>> Begin LISTING

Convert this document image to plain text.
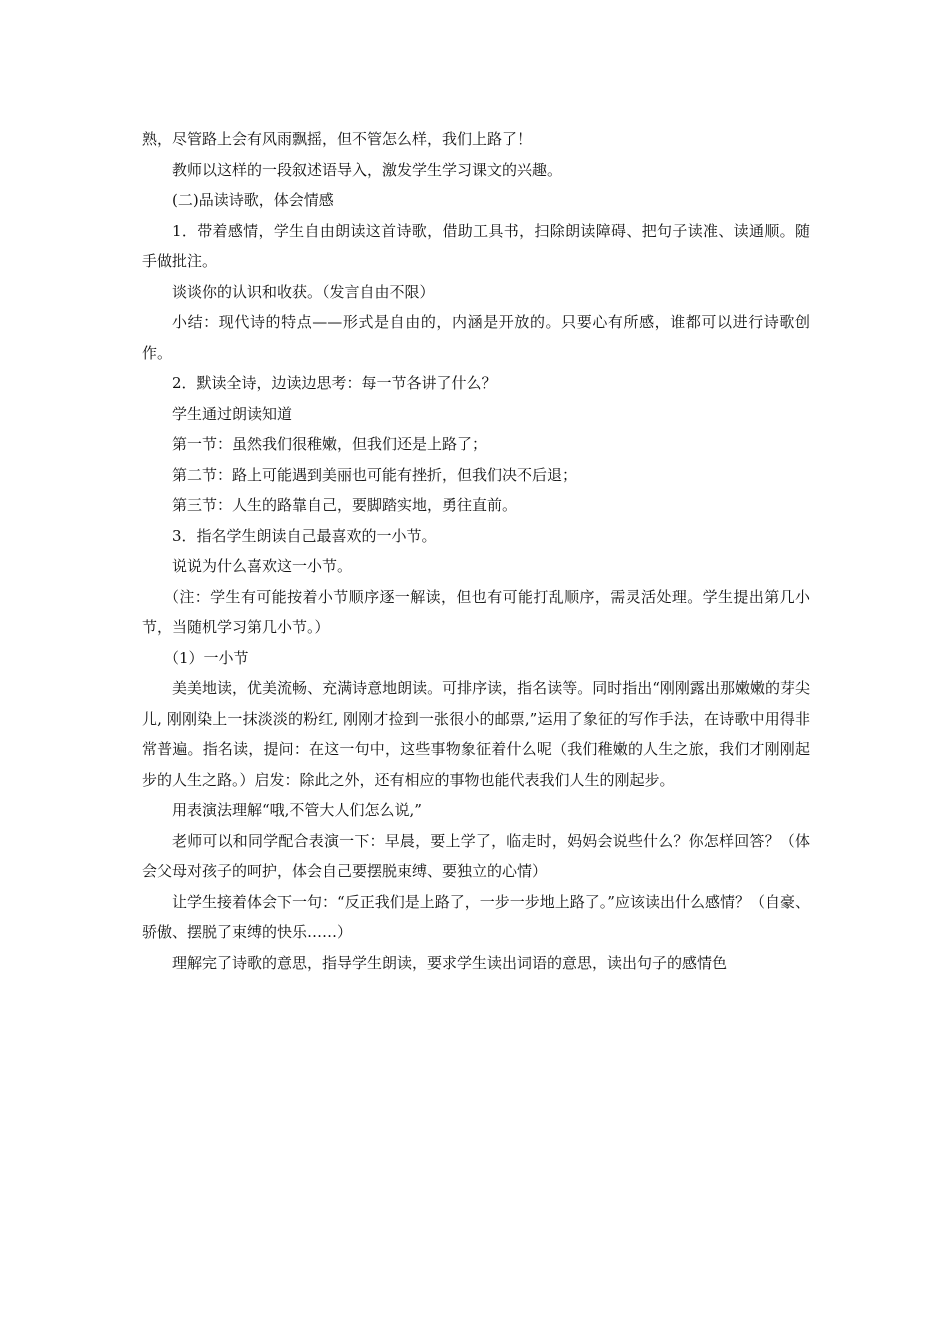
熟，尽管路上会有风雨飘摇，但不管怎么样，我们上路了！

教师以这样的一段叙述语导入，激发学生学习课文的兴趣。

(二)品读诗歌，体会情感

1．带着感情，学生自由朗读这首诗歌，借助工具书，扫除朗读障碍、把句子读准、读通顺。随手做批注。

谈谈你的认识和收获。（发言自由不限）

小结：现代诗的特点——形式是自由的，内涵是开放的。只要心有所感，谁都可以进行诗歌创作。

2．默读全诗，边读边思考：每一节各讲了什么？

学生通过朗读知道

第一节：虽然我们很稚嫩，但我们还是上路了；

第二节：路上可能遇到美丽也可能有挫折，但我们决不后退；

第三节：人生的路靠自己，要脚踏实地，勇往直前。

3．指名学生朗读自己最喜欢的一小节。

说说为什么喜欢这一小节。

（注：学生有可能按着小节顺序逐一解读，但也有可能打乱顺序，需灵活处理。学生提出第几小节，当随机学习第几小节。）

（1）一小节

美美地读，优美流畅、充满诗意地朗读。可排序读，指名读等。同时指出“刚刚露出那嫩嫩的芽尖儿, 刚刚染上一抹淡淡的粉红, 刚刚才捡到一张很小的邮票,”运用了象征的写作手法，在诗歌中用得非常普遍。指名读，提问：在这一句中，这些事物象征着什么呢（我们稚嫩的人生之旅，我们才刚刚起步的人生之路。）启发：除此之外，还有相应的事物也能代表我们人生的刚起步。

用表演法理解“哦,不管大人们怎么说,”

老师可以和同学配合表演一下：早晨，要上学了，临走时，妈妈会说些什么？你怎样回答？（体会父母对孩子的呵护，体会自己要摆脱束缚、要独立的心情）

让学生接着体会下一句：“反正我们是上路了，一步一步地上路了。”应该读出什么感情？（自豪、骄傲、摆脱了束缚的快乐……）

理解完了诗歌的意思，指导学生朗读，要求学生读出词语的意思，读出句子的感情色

>> End LISTING
>> Begin LISTING

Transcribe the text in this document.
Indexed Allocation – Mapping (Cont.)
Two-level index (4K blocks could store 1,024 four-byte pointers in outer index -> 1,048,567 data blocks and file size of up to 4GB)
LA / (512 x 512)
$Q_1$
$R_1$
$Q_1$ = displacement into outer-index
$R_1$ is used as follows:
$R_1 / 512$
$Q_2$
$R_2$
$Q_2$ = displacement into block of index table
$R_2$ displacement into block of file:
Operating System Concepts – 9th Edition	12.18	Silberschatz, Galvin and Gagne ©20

>> End LISTING
>> Begin LISTING

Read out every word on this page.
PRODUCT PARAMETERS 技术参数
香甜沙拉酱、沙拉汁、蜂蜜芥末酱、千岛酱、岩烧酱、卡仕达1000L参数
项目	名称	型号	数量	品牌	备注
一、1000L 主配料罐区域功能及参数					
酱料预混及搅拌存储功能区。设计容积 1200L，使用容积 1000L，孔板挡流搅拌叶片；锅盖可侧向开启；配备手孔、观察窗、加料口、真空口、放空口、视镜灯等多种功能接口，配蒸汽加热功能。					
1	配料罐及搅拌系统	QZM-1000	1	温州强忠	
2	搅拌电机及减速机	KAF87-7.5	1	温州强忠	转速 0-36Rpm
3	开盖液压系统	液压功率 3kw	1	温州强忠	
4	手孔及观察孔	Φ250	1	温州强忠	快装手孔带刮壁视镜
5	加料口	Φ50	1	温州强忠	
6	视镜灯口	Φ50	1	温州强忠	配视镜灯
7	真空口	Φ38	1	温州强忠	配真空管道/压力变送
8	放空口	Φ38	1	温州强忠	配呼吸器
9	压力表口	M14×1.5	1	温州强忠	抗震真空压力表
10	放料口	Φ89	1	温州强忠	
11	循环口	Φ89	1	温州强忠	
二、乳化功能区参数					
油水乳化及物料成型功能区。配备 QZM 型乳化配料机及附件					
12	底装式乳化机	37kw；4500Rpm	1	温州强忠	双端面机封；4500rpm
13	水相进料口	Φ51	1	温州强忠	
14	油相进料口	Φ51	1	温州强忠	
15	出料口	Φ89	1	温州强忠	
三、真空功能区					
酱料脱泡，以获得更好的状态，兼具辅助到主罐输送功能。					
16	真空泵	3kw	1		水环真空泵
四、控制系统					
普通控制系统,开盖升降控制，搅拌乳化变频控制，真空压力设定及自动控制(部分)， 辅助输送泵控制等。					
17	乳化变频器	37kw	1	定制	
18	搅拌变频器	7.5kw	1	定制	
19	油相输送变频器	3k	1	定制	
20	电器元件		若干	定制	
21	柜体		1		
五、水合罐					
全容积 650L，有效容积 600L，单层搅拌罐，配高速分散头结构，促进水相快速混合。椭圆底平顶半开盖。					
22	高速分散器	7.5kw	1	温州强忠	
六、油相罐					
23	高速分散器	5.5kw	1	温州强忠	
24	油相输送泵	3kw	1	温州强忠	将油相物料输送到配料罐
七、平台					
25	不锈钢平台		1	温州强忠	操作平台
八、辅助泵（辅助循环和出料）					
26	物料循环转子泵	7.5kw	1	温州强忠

>> End LISTING

● SET PROBLEM: From the listing above, copy all lines holding the word "file".

● OUTPUT OF THE EXERCISE:
Two-level index (4K blocks could store 1,024 four-byte pointers in outer index -> 1,048,567 data blocks and file size of up to 4GB)
$R_2$ displacement into block of file:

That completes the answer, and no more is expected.